Extracted data entries:
-- Begin --
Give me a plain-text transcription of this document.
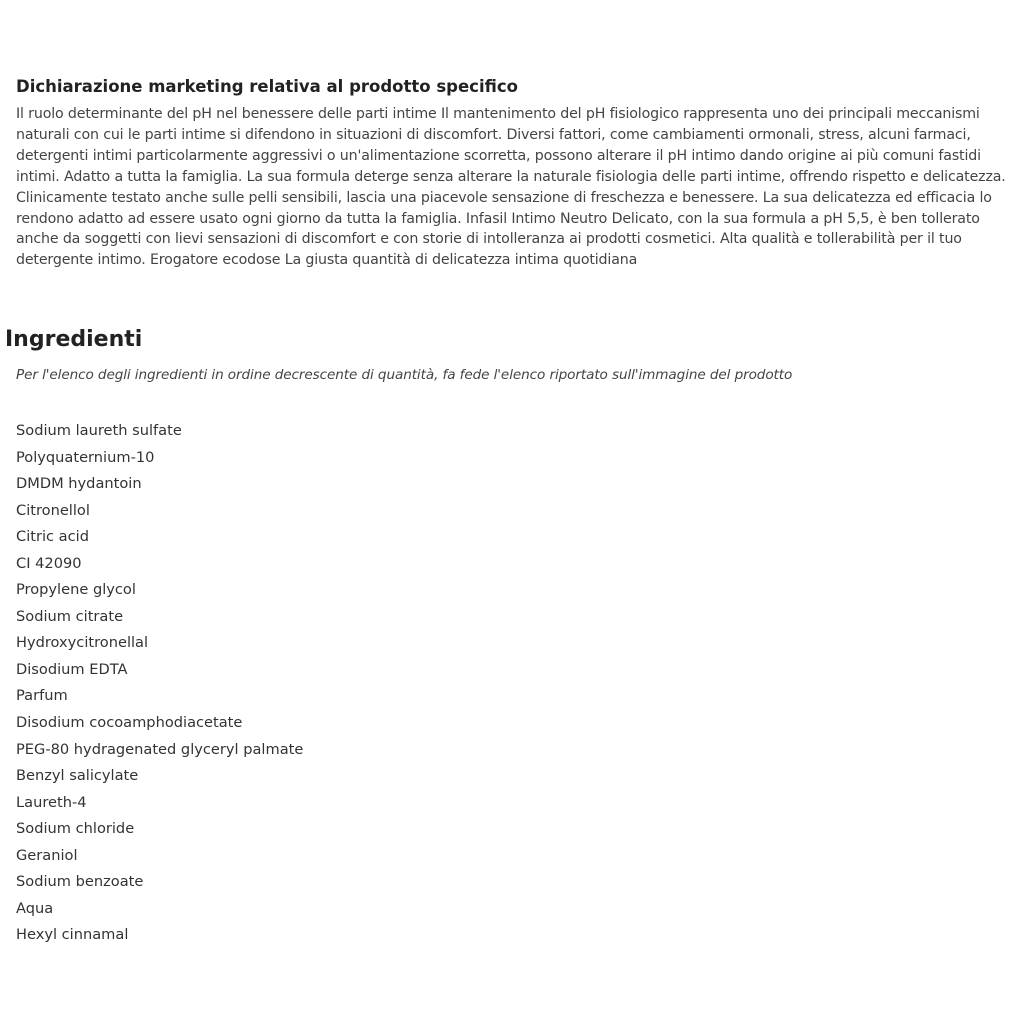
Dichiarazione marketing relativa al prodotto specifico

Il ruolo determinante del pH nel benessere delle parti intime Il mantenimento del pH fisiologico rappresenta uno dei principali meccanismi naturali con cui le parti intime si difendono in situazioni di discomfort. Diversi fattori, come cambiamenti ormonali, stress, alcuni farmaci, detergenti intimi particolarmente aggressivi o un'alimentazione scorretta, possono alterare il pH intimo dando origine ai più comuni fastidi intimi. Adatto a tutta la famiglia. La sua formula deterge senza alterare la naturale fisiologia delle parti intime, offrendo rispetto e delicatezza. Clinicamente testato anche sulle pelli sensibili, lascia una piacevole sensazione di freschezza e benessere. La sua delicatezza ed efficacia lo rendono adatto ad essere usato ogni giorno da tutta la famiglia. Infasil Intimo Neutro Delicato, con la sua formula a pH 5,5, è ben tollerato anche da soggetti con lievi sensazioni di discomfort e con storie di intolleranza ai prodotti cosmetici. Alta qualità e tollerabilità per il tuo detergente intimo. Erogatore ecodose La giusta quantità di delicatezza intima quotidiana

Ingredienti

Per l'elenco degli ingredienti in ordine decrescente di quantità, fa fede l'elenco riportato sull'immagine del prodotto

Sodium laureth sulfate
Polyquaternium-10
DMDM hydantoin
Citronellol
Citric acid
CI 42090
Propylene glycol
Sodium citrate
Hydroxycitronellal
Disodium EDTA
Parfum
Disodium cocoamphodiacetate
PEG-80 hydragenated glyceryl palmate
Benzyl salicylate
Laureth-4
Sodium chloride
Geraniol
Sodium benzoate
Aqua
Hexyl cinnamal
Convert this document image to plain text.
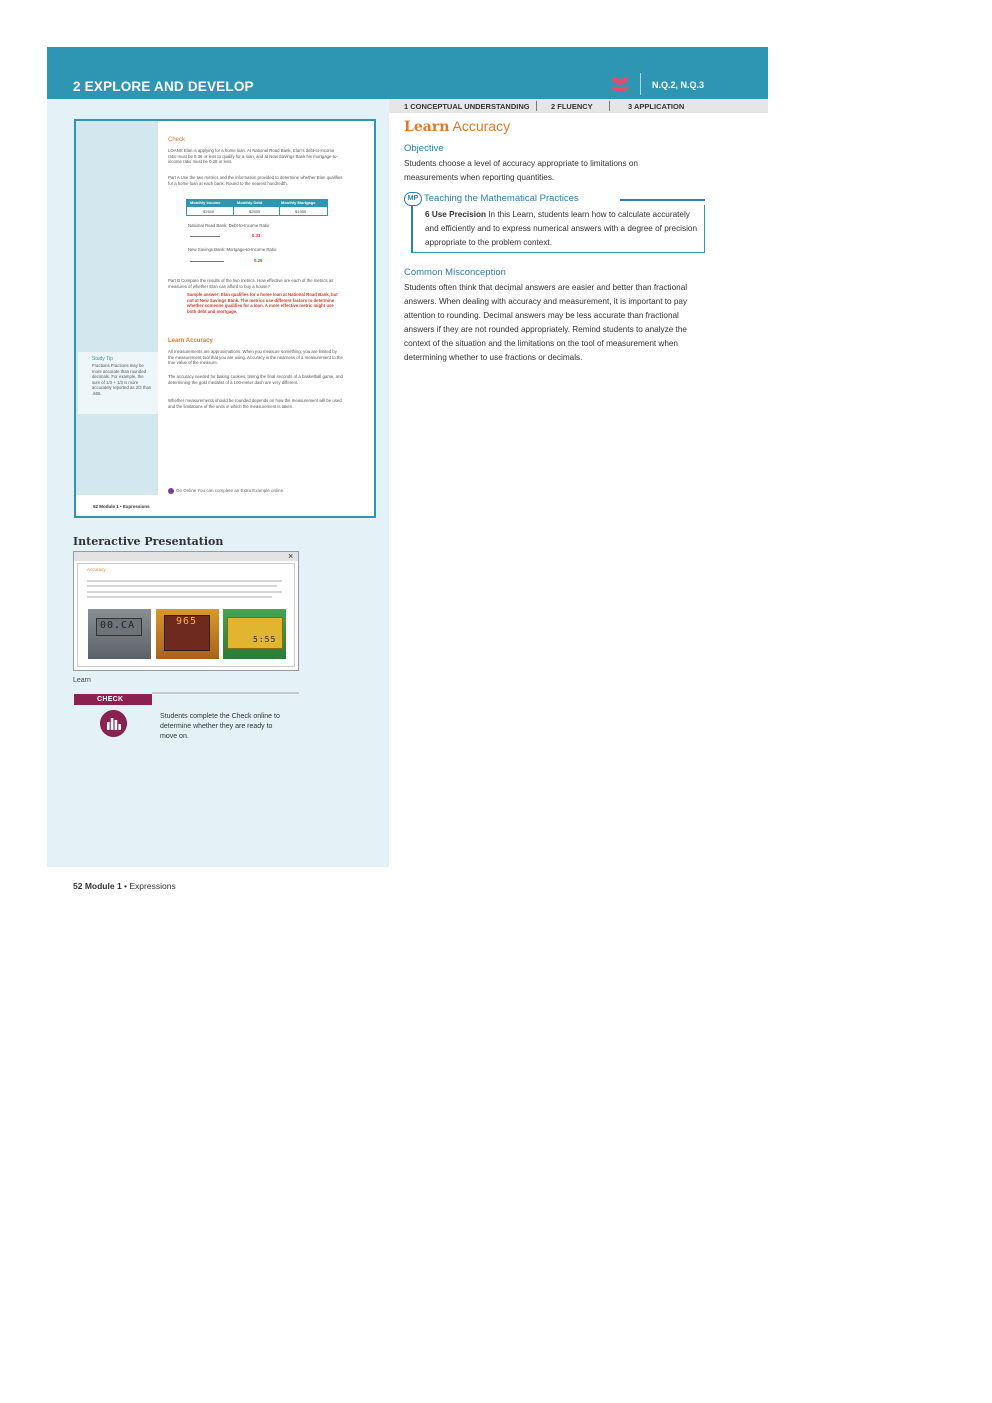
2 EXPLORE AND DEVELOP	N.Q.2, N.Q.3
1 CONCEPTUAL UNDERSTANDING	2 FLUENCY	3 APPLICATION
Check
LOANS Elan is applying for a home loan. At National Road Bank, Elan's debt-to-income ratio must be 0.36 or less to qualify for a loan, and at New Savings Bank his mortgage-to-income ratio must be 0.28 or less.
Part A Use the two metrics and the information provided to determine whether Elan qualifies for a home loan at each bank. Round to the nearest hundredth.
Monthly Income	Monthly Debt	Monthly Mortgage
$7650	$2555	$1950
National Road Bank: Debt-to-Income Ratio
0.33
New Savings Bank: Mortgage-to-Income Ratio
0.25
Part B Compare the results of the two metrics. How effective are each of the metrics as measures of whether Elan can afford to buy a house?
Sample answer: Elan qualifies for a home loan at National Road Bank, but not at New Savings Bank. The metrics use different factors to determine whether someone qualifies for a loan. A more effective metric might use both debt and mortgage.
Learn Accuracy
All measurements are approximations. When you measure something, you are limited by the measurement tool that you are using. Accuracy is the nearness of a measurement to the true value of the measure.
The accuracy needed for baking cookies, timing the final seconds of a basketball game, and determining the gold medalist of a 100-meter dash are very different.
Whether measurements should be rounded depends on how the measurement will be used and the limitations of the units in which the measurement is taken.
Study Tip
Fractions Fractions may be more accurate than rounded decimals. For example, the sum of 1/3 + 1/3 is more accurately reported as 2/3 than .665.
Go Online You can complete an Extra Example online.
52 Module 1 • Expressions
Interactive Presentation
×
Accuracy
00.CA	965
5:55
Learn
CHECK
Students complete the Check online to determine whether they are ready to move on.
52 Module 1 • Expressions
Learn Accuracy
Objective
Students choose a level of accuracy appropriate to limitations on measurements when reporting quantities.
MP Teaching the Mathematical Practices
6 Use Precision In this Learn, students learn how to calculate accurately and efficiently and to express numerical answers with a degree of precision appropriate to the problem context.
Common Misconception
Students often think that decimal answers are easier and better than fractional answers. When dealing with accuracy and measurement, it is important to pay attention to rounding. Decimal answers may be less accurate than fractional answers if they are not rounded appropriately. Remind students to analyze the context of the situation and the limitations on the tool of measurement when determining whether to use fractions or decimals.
-- End --
-- Begin --
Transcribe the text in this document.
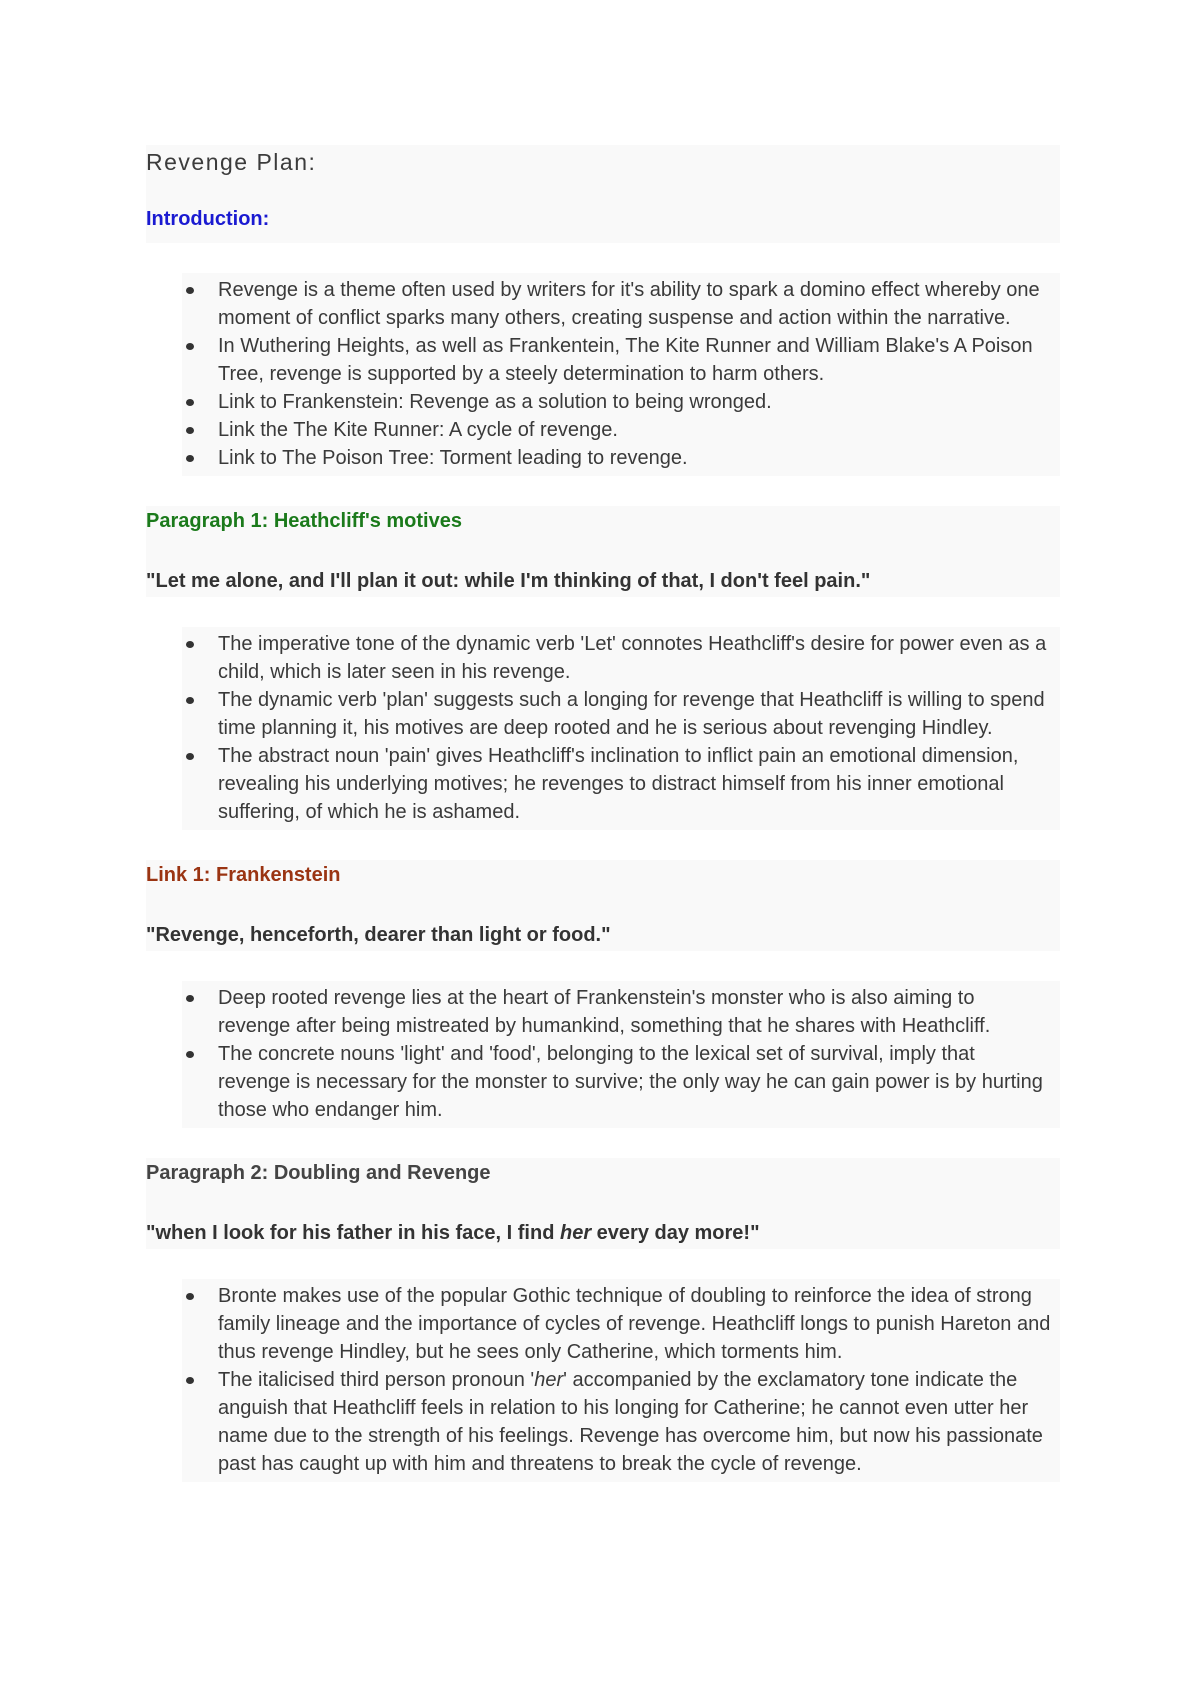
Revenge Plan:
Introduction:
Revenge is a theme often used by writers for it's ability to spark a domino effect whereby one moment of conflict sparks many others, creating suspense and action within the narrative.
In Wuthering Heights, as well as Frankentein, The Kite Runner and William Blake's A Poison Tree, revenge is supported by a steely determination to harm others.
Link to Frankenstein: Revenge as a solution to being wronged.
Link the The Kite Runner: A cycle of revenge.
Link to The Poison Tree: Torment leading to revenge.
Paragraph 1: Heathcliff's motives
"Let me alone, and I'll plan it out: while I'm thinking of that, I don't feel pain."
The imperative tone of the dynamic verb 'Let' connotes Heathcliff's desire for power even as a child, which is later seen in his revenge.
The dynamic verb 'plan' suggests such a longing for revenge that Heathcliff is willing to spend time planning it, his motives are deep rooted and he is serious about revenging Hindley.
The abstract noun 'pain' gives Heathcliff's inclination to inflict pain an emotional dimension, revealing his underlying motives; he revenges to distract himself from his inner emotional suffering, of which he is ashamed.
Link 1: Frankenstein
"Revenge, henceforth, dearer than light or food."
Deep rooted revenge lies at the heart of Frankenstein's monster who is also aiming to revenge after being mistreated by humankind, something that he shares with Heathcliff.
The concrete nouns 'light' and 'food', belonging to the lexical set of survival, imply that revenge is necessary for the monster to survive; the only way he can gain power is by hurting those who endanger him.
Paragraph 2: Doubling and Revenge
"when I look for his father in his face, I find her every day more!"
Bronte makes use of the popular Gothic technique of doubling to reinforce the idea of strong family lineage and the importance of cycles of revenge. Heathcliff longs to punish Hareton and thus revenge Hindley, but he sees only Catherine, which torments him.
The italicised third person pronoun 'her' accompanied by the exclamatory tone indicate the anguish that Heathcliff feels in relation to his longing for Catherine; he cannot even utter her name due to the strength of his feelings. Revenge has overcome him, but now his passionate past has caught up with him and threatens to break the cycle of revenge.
-- End --
Task directions:
Among the lines of the data, identify those with the word "Runner". Copy each of them.

Full answer:
In Wuthering Heights, as well as Frankentein, The Kite Runner and William Blake's A Poison Tree, revenge is supported by a steely determination to harm others.
Link the The Kite Runner: A cycle of revenge.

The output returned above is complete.